_Task description:_
Give the listing again exactly, omitting its images.

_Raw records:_
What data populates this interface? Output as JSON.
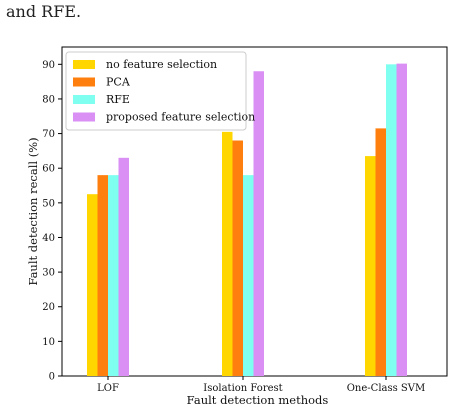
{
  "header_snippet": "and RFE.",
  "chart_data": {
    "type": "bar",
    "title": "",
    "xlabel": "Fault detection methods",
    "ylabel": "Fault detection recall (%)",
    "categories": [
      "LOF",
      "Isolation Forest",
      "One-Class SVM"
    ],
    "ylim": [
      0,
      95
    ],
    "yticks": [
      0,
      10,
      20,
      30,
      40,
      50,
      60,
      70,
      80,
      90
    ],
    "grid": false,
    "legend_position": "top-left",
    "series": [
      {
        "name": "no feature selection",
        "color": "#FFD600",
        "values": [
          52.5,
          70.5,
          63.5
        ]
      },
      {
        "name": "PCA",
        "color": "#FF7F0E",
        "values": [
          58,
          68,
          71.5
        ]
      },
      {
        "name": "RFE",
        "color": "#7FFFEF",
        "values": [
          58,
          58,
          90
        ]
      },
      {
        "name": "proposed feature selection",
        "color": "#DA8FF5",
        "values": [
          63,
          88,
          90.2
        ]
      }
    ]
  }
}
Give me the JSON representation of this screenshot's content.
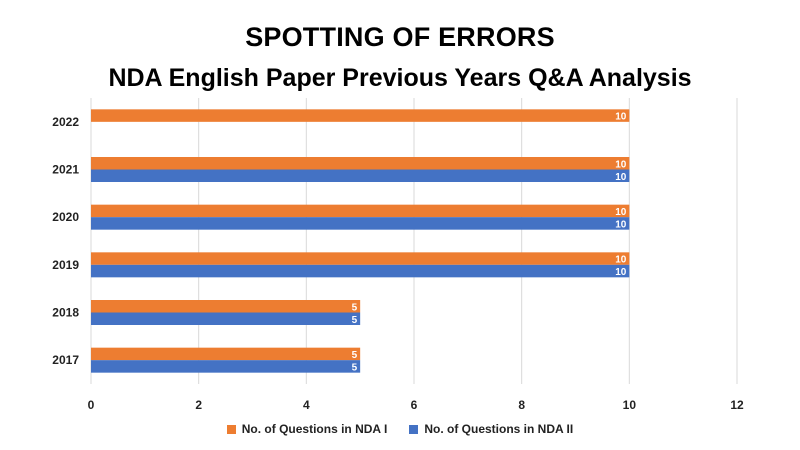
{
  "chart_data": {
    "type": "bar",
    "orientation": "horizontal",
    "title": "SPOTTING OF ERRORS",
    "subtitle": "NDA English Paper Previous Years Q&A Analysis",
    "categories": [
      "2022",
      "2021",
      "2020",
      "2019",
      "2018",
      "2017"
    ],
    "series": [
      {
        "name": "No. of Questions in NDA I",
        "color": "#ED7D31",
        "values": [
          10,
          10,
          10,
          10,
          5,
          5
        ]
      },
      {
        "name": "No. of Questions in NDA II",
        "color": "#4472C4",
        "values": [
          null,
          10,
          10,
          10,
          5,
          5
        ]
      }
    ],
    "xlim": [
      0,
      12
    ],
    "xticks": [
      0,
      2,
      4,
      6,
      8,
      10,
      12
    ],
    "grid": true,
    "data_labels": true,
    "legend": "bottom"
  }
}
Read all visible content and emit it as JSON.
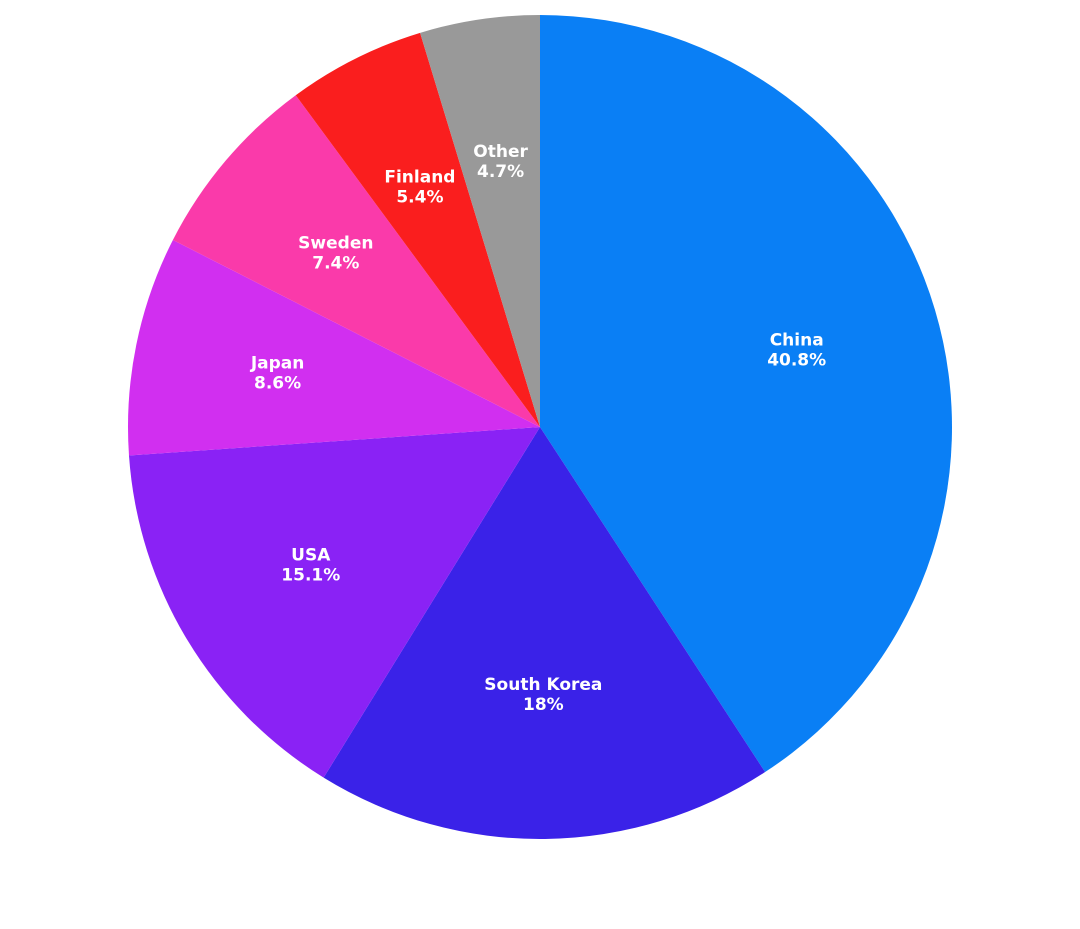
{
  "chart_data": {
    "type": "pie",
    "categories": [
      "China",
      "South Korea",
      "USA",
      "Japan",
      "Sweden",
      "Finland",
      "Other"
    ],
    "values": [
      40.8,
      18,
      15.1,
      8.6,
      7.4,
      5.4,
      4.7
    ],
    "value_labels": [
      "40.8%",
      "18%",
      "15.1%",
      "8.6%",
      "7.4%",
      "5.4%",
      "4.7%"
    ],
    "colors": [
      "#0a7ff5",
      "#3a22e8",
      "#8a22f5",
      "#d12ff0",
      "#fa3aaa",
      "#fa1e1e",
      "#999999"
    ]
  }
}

_Task answer:_
What data populates this interface? Output as JSON.
{
  "header_snippet": "and RFE.",
  "chart_data": {
    "type": "bar",
    "title": "",
    "xlabel": "Fault detection methods",
    "ylabel": "Fault detection recall (%)",
    "categories": [
      "LOF",
      "Isolation Forest",
      "One-Class SVM"
    ],
    "ylim": [
      0,
      95
    ],
    "yticks": [
      0,
      10,
      20,
      30,
      40,
      50,
      60,
      70,
      80,
      90
    ],
    "grid": false,
    "legend_position": "top-left",
    "series": [
      {
        "name": "no feature selection",
        "color": "#FFD600",
        "values": [
          52.5,
          70.5,
          63.5
        ]
      },
      {
        "name": "PCA",
        "color": "#FF7F0E",
        "values": [
          58,
          68,
          71.5
        ]
      },
      {
        "name": "RFE",
        "color": "#7FFFEF",
        "values": [
          58,
          58,
          90
        ]
      },
      {
        "name": "proposed feature selection",
        "color": "#DA8FF5",
        "values": [
          63,
          88,
          90.2
        ]
      }
    ]
  }
}
Give me the JSON representation of this screenshot's content.
{
  "chart_data": {
    "type": "bar",
    "orientation": "horizontal",
    "title": "SPOTTING OF ERRORS",
    "subtitle": "NDA English Paper Previous Years Q&A Analysis",
    "categories": [
      "2022",
      "2021",
      "2020",
      "2019",
      "2018",
      "2017"
    ],
    "series": [
      {
        "name": "No. of Questions in NDA I",
        "color": "#ED7D31",
        "values": [
          10,
          10,
          10,
          10,
          5,
          5
        ]
      },
      {
        "name": "No. of Questions in NDA II",
        "color": "#4472C4",
        "values": [
          null,
          10,
          10,
          10,
          5,
          5
        ]
      }
    ],
    "xlim": [
      0,
      12
    ],
    "xticks": [
      0,
      2,
      4,
      6,
      8,
      10,
      12
    ],
    "grid": true,
    "data_labels": true,
    "legend": "bottom"
  }
}
Read all visible content and emit it as JSON.
{
  "chart_data": {
    "type": "pie",
    "categories": [
      "China",
      "South Korea",
      "USA",
      "Japan",
      "Sweden",
      "Finland",
      "Other"
    ],
    "values": [
      40.8,
      18,
      15.1,
      8.6,
      7.4,
      5.4,
      4.7
    ],
    "value_labels": [
      "40.8%",
      "18%",
      "15.1%",
      "8.6%",
      "7.4%",
      "5.4%",
      "4.7%"
    ],
    "colors": [
      "#0a7ff5",
      "#3a22e8",
      "#8a22f5",
      "#d12ff0",
      "#fa3aaa",
      "#fa1e1e",
      "#999999"
    ]
  }
}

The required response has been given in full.